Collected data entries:
>> BEGIN

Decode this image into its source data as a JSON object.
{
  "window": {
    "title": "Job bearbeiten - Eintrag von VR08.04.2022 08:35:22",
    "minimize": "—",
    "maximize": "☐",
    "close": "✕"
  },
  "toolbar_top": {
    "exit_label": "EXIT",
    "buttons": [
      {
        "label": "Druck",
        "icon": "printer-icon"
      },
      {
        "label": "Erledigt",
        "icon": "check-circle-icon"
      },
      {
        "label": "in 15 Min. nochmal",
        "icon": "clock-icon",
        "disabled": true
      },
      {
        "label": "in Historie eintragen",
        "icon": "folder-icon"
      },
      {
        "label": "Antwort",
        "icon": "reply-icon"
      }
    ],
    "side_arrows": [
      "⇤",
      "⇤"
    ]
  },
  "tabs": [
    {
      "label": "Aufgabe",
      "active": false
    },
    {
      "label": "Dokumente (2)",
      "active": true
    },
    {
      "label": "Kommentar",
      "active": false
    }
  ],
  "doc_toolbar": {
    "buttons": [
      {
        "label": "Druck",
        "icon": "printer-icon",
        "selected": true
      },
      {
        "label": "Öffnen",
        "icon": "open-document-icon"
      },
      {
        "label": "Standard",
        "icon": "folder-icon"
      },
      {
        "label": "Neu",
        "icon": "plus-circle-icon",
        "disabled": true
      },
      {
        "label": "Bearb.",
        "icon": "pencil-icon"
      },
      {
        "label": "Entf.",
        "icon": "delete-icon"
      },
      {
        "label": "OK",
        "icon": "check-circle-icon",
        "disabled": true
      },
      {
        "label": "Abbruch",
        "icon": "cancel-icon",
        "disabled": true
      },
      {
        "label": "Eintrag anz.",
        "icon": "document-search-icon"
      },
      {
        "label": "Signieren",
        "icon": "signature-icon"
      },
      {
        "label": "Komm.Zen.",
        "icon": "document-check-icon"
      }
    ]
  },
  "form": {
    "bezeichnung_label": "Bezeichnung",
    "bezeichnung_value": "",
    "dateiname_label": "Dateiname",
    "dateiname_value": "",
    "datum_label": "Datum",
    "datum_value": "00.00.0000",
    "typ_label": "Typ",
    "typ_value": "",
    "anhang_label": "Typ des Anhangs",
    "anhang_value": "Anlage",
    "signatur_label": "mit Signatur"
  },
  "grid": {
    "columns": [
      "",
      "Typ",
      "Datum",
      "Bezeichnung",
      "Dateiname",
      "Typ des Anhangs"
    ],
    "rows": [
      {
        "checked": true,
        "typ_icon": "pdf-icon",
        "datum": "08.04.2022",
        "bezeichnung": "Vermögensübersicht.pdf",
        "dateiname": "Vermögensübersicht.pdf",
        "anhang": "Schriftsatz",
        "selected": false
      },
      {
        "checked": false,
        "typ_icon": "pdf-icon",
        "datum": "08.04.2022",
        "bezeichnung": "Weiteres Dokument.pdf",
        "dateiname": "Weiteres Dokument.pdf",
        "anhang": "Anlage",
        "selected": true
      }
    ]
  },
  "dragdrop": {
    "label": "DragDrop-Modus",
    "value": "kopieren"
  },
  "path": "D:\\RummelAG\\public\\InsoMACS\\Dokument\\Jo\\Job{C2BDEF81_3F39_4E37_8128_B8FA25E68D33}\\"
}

>> END

# DIRECTIONS
Repeat the material word for word, in full.

# FINISHED EXERCISE
Decode this image into its source data as a JSON object.
{
  "window": {
    "title": "Job bearbeiten - Eintrag von VR08.04.2022 08:35:22",
    "minimize": "—",
    "maximize": "☐",
    "close": "✕"
  },
  "toolbar_top": {
    "exit_label": "EXIT",
    "buttons": [
      {
        "label": "Druck",
        "icon": "printer-icon"
      },
      {
        "label": "Erledigt",
        "icon": "check-circle-icon"
      },
      {
        "label": "in 15 Min. nochmal",
        "icon": "clock-icon",
        "disabled": true
      },
      {
        "label": "in Historie eintragen",
        "icon": "folder-icon"
      },
      {
        "label": "Antwort",
        "icon": "reply-icon"
      }
    ],
    "side_arrows": [
      "⇤",
      "⇤"
    ]
  },
  "tabs": [
    {
      "label": "Aufgabe",
      "active": false
    },
    {
      "label": "Dokumente (2)",
      "active": true
    },
    {
      "label": "Kommentar",
      "active": false
    }
  ],
  "doc_toolbar": {
    "buttons": [
      {
        "label": "Druck",
        "icon": "printer-icon",
        "selected": true
      },
      {
        "label": "Öffnen",
        "icon": "open-document-icon"
      },
      {
        "label": "Standard",
        "icon": "folder-icon"
      },
      {
        "label": "Neu",
        "icon": "plus-circle-icon",
        "disabled": true
      },
      {
        "label": "Bearb.",
        "icon": "pencil-icon"
      },
      {
        "label": "Entf.",
        "icon": "delete-icon"
      },
      {
        "label": "OK",
        "icon": "check-circle-icon",
        "disabled": true
      },
      {
        "label": "Abbruch",
        "icon": "cancel-icon",
        "disabled": true
      },
      {
        "label": "Eintrag anz.",
        "icon": "document-search-icon"
      },
      {
        "label": "Signieren",
        "icon": "signature-icon"
      },
      {
        "label": "Komm.Zen.",
        "icon": "document-check-icon"
      }
    ]
  },
  "form": {
    "bezeichnung_label": "Bezeichnung",
    "bezeichnung_value": "",
    "dateiname_label": "Dateiname",
    "dateiname_value": "",
    "datum_label": "Datum",
    "datum_value": "00.00.0000",
    "typ_label": "Typ",
    "typ_value": "",
    "anhang_label": "Typ des Anhangs",
    "anhang_value": "Anlage",
    "signatur_label": "mit Signatur"
  },
  "grid": {
    "columns": [
      "",
      "Typ",
      "Datum",
      "Bezeichnung",
      "Dateiname",
      "Typ des Anhangs"
    ],
    "rows": [
      {
        "checked": true,
        "typ_icon": "pdf-icon",
        "datum": "08.04.2022",
        "bezeichnung": "Vermögensübersicht.pdf",
        "dateiname": "Vermögensübersicht.pdf",
        "anhang": "Schriftsatz",
        "selected": false
      },
      {
        "checked": false,
        "typ_icon": "pdf-icon",
        "datum": "08.04.2022",
        "bezeichnung": "Weiteres Dokument.pdf",
        "dateiname": "Weiteres Dokument.pdf",
        "anhang": "Anlage",
        "selected": true
      }
    ]
  },
  "dragdrop": {
    "label": "DragDrop-Modus",
    "value": "kopieren"
  },
  "path": "D:\\RummelAG\\public\\InsoMACS\\Dokument\\Jo\\Job{C2BDEF81_3F39_4E37_8128_B8FA25E68D33}\\"
}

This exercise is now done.